■ BRIEF:
Give the listing again character for character, but drop the images.
** START RECORDS TO USE **
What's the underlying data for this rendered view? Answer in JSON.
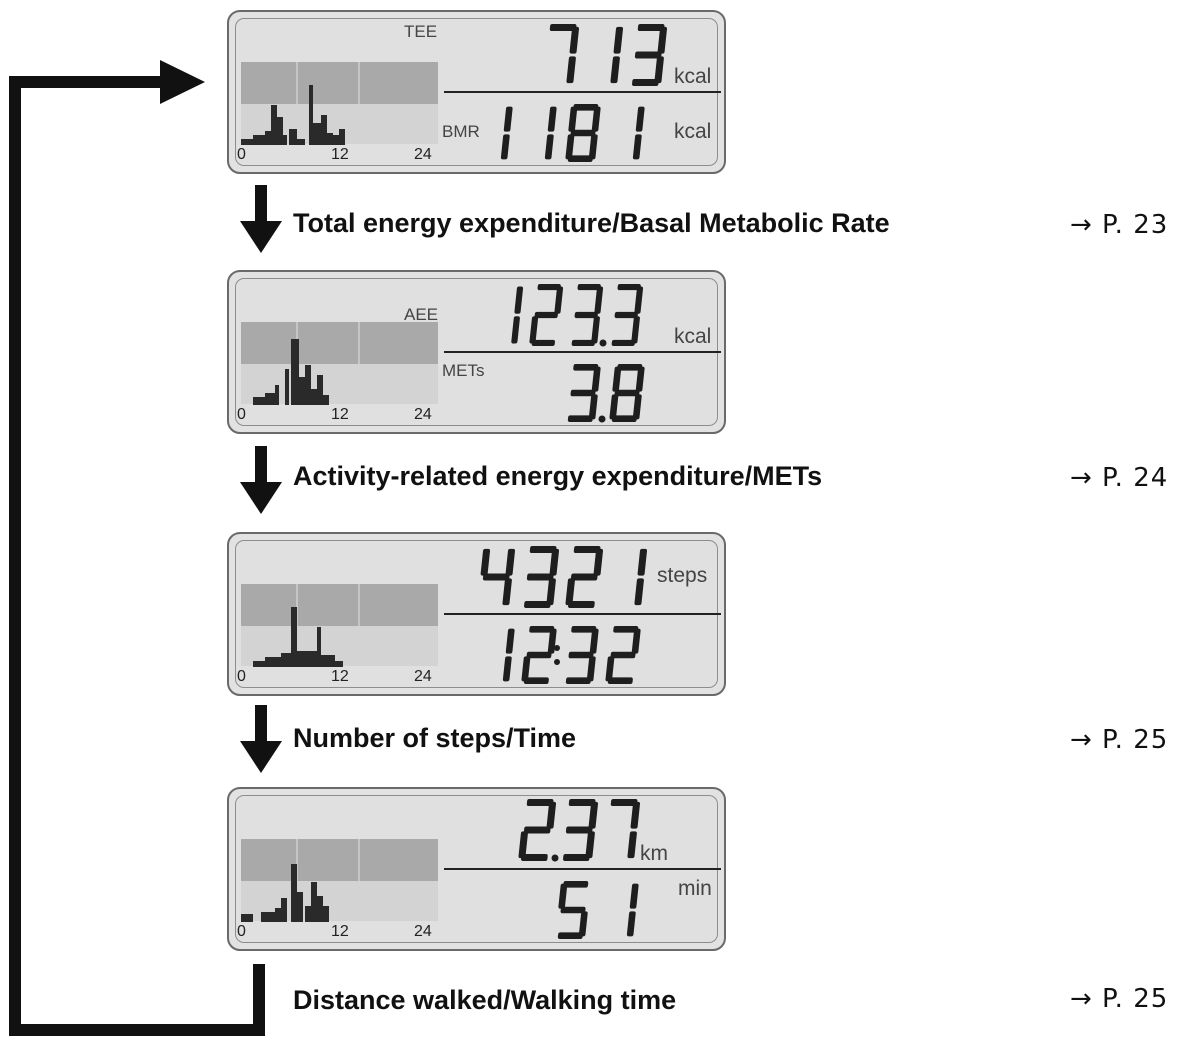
{
  "panels": [
    {
      "label_top": "TEE",
      "value_top": "713",
      "unit_top": "kcal",
      "label_bottom": "BMR",
      "value_bottom": "1181",
      "unit_bottom": "kcal",
      "axis_ticks": [
        "0",
        "12",
        "24"
      ]
    },
    {
      "label_top": "AEE",
      "value_top": "123.3",
      "unit_top": "kcal",
      "label_bottom": "METs",
      "value_bottom": "3.8",
      "unit_bottom": "",
      "axis_ticks": [
        "0",
        "12",
        "24"
      ]
    },
    {
      "label_top": "",
      "value_top": "4321",
      "unit_top": "steps",
      "label_bottom": "",
      "value_bottom": "12:32",
      "unit_bottom": "",
      "axis_ticks": [
        "0",
        "12",
        "24"
      ]
    },
    {
      "label_top": "",
      "value_top": "2.37",
      "unit_top": "km",
      "label_bottom": "",
      "value_bottom": "51",
      "unit_bottom": "min",
      "axis_ticks": [
        "0",
        "12",
        "24"
      ]
    }
  ],
  "steps": [
    {
      "caption": "Total energy expenditure/Basal Metabolic Rate",
      "page_ref": "→ P. 23"
    },
    {
      "caption": "Activity-related energy expenditure/METs",
      "page_ref": "→ P. 24"
    },
    {
      "caption": "Number of steps/Time",
      "page_ref": "→ P. 25"
    },
    {
      "caption": "Distance walked/Walking time",
      "page_ref": "→ P. 25"
    }
  ],
  "colors": {
    "lcd_background": "#e2e2e2",
    "lcd_segment": "#1e1e1e",
    "lcd_grid": "#a8a8a8",
    "bars": "#2a2a2a",
    "arrow": "#111111"
  }
}
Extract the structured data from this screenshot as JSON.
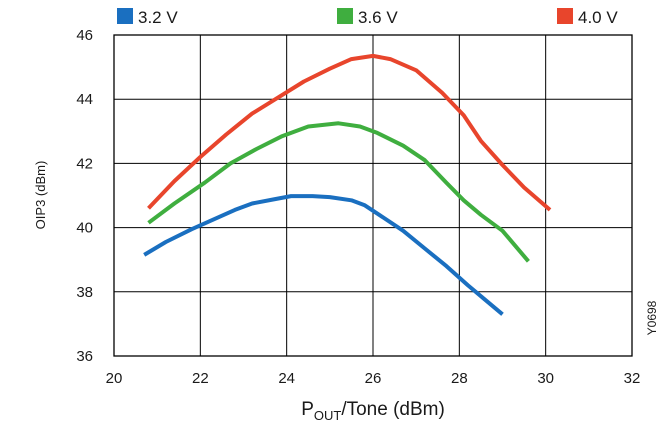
{
  "chart_data": {
    "type": "line",
    "xlabel_main": "P",
    "xlabel_sub": "OUT",
    "xlabel_rest": "/Tone (dBm)",
    "ylabel": "OIP3 (dBm)",
    "code": "Y0698",
    "xlim": [
      20,
      32
    ],
    "ylim": [
      36,
      46
    ],
    "x_ticks": [
      20,
      22,
      24,
      26,
      28,
      30,
      32
    ],
    "y_ticks": [
      36,
      38,
      40,
      42,
      44,
      46
    ],
    "grid": true,
    "legend_position": "top",
    "series": [
      {
        "name": "3.2 V",
        "color": "#1a6fc0",
        "points": [
          [
            20.7,
            39.15
          ],
          [
            21.2,
            39.55
          ],
          [
            21.8,
            39.95
          ],
          [
            22.3,
            40.25
          ],
          [
            22.8,
            40.55
          ],
          [
            23.2,
            40.75
          ],
          [
            23.7,
            40.88
          ],
          [
            24.1,
            40.98
          ],
          [
            24.6,
            40.98
          ],
          [
            25.0,
            40.95
          ],
          [
            25.5,
            40.85
          ],
          [
            25.8,
            40.7
          ],
          [
            26.2,
            40.35
          ],
          [
            26.7,
            39.9
          ],
          [
            27.2,
            39.35
          ],
          [
            27.7,
            38.8
          ],
          [
            28.2,
            38.2
          ],
          [
            28.6,
            37.75
          ],
          [
            29.0,
            37.3
          ]
        ]
      },
      {
        "name": "3.6 V",
        "color": "#3fae3f",
        "points": [
          [
            20.8,
            40.15
          ],
          [
            21.4,
            40.75
          ],
          [
            22.1,
            41.4
          ],
          [
            22.7,
            42.0
          ],
          [
            23.3,
            42.45
          ],
          [
            23.9,
            42.85
          ],
          [
            24.5,
            43.15
          ],
          [
            25.2,
            43.25
          ],
          [
            25.7,
            43.15
          ],
          [
            26.1,
            42.95
          ],
          [
            26.7,
            42.55
          ],
          [
            27.2,
            42.1
          ],
          [
            27.7,
            41.4
          ],
          [
            28.1,
            40.85
          ],
          [
            28.5,
            40.4
          ],
          [
            29.0,
            39.9
          ],
          [
            29.6,
            38.95
          ]
        ]
      },
      {
        "name": "4.0 V",
        "color": "#e8452c",
        "points": [
          [
            20.8,
            40.6
          ],
          [
            21.4,
            41.45
          ],
          [
            22.0,
            42.2
          ],
          [
            22.6,
            42.9
          ],
          [
            23.2,
            43.55
          ],
          [
            23.8,
            44.05
          ],
          [
            24.4,
            44.55
          ],
          [
            25.0,
            44.95
          ],
          [
            25.5,
            45.25
          ],
          [
            26.0,
            45.35
          ],
          [
            26.4,
            45.25
          ],
          [
            27.0,
            44.9
          ],
          [
            27.6,
            44.2
          ],
          [
            28.1,
            43.5
          ],
          [
            28.5,
            42.7
          ],
          [
            29.0,
            41.95
          ],
          [
            29.5,
            41.25
          ],
          [
            30.1,
            40.55
          ]
        ]
      }
    ]
  }
}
** END RECORDS TO USE **
■ EXERCISE SOLUTION:
What's the underlying data for this rendered view? Answer in JSON.
{
  "panels": [
    {
      "label_top": "TEE",
      "value_top": "713",
      "unit_top": "kcal",
      "label_bottom": "BMR",
      "value_bottom": "1181",
      "unit_bottom": "kcal",
      "axis_ticks": [
        "0",
        "12",
        "24"
      ]
    },
    {
      "label_top": "AEE",
      "value_top": "123.3",
      "unit_top": "kcal",
      "label_bottom": "METs",
      "value_bottom": "3.8",
      "unit_bottom": "",
      "axis_ticks": [
        "0",
        "12",
        "24"
      ]
    },
    {
      "label_top": "",
      "value_top": "4321",
      "unit_top": "steps",
      "label_bottom": "",
      "value_bottom": "12:32",
      "unit_bottom": "",
      "axis_ticks": [
        "0",
        "12",
        "24"
      ]
    },
    {
      "label_top": "",
      "value_top": "2.37",
      "unit_top": "km",
      "label_bottom": "",
      "value_bottom": "51",
      "unit_bottom": "min",
      "axis_ticks": [
        "0",
        "12",
        "24"
      ]
    }
  ],
  "steps": [
    {
      "caption": "Total energy expenditure/Basal Metabolic Rate",
      "page_ref": "→ P. 23"
    },
    {
      "caption": "Activity-related energy expenditure/METs",
      "page_ref": "→ P. 24"
    },
    {
      "caption": "Number of steps/Time",
      "page_ref": "→ P. 25"
    },
    {
      "caption": "Distance walked/Walking time",
      "page_ref": "→ P. 25"
    }
  ],
  "colors": {
    "lcd_background": "#e2e2e2",
    "lcd_segment": "#1e1e1e",
    "lcd_grid": "#a8a8a8",
    "bars": "#2a2a2a",
    "arrow": "#111111"
  }
}
Extract the structured data from this screenshot as JSON.
{
  "chart_data": {
    "type": "line",
    "xlabel_main": "P",
    "xlabel_sub": "OUT",
    "xlabel_rest": "/Tone (dBm)",
    "ylabel": "OIP3 (dBm)",
    "code": "Y0698",
    "xlim": [
      20,
      32
    ],
    "ylim": [
      36,
      46
    ],
    "x_ticks": [
      20,
      22,
      24,
      26,
      28,
      30,
      32
    ],
    "y_ticks": [
      36,
      38,
      40,
      42,
      44,
      46
    ],
    "grid": true,
    "legend_position": "top",
    "series": [
      {
        "name": "3.2 V",
        "color": "#1a6fc0",
        "points": [
          [
            20.7,
            39.15
          ],
          [
            21.2,
            39.55
          ],
          [
            21.8,
            39.95
          ],
          [
            22.3,
            40.25
          ],
          [
            22.8,
            40.55
          ],
          [
            23.2,
            40.75
          ],
          [
            23.7,
            40.88
          ],
          [
            24.1,
            40.98
          ],
          [
            24.6,
            40.98
          ],
          [
            25.0,
            40.95
          ],
          [
            25.5,
            40.85
          ],
          [
            25.8,
            40.7
          ],
          [
            26.2,
            40.35
          ],
          [
            26.7,
            39.9
          ],
          [
            27.2,
            39.35
          ],
          [
            27.7,
            38.8
          ],
          [
            28.2,
            38.2
          ],
          [
            28.6,
            37.75
          ],
          [
            29.0,
            37.3
          ]
        ]
      },
      {
        "name": "3.6 V",
        "color": "#3fae3f",
        "points": [
          [
            20.8,
            40.15
          ],
          [
            21.4,
            40.75
          ],
          [
            22.1,
            41.4
          ],
          [
            22.7,
            42.0
          ],
          [
            23.3,
            42.45
          ],
          [
            23.9,
            42.85
          ],
          [
            24.5,
            43.15
          ],
          [
            25.2,
            43.25
          ],
          [
            25.7,
            43.15
          ],
          [
            26.1,
            42.95
          ],
          [
            26.7,
            42.55
          ],
          [
            27.2,
            42.1
          ],
          [
            27.7,
            41.4
          ],
          [
            28.1,
            40.85
          ],
          [
            28.5,
            40.4
          ],
          [
            29.0,
            39.9
          ],
          [
            29.6,
            38.95
          ]
        ]
      },
      {
        "name": "4.0 V",
        "color": "#e8452c",
        "points": [
          [
            20.8,
            40.6
          ],
          [
            21.4,
            41.45
          ],
          [
            22.0,
            42.2
          ],
          [
            22.6,
            42.9
          ],
          [
            23.2,
            43.55
          ],
          [
            23.8,
            44.05
          ],
          [
            24.4,
            44.55
          ],
          [
            25.0,
            44.95
          ],
          [
            25.5,
            45.25
          ],
          [
            26.0,
            45.35
          ],
          [
            26.4,
            45.25
          ],
          [
            27.0,
            44.9
          ],
          [
            27.6,
            44.2
          ],
          [
            28.1,
            43.5
          ],
          [
            28.5,
            42.7
          ],
          [
            29.0,
            41.95
          ],
          [
            29.5,
            41.25
          ],
          [
            30.1,
            40.55
          ]
        ]
      }
    ]
  }
}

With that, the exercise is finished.